**What is expected**
Every line of the material below must be repeated exactly.

Data records:
(begin)

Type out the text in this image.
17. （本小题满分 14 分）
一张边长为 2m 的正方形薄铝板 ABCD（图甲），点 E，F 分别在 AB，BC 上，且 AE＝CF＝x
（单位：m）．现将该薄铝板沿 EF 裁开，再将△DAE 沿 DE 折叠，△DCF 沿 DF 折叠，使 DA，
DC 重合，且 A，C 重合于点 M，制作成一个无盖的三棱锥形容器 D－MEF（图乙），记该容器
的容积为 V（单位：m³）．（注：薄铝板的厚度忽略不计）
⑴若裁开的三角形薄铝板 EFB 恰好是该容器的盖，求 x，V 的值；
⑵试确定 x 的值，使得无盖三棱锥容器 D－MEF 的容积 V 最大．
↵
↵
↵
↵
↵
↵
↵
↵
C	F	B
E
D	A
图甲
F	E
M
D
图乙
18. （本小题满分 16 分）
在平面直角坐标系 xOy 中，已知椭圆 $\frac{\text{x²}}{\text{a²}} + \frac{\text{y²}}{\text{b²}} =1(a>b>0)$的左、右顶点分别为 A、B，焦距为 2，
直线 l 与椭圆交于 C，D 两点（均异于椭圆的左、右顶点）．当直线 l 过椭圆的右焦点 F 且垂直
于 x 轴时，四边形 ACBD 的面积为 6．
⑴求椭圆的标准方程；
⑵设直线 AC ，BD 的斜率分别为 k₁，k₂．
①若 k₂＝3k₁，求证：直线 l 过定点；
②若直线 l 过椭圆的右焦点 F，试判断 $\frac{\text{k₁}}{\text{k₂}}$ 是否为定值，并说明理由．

(end)

**Complete response**
Type out the text in this image.
17. （本小题满分 14 分）
一张边长为 2m 的正方形薄铝板 ABCD（图甲），点 E，F 分别在 AB，BC 上，且 AE＝CF＝x
（单位：m）．现将该薄铝板沿 EF 裁开，再将△DAE 沿 DE 折叠，△DCF 沿 DF 折叠，使 DA，
DC 重合，且 A，C 重合于点 M，制作成一个无盖的三棱锥形容器 D－MEF（图乙），记该容器
的容积为 V（单位：m³）．（注：薄铝板的厚度忽略不计）
⑴若裁开的三角形薄铝板 EFB 恰好是该容器的盖，求 x，V 的值；
⑵试确定 x 的值，使得无盖三棱锥容器 D－MEF 的容积 V 最大．
↵
↵
↵
↵
↵
↵
↵
↵
C	F	B
E
D	A
图甲
F	E
M
D
图乙
18. （本小题满分 16 分）
在平面直角坐标系 xOy 中，已知椭圆 $\frac{\text{x²}}{\text{a²}} + \frac{\text{y²}}{\text{b²}} =1(a>b>0)$的左、右顶点分别为 A、B，焦距为 2，
直线 l 与椭圆交于 C，D 两点（均异于椭圆的左、右顶点）．当直线 l 过椭圆的右焦点 F 且垂直
于 x 轴时，四边形 ACBD 的面积为 6．
⑴求椭圆的标准方程；
⑵设直线 AC ，BD 的斜率分别为 k₁，k₂．
①若 k₂＝3k₁，求证：直线 l 过定点；
②若直线 l 过椭圆的右焦点 F，试判断 $\frac{\text{k₁}}{\text{k₂}}$ 是否为定值，并说明理由．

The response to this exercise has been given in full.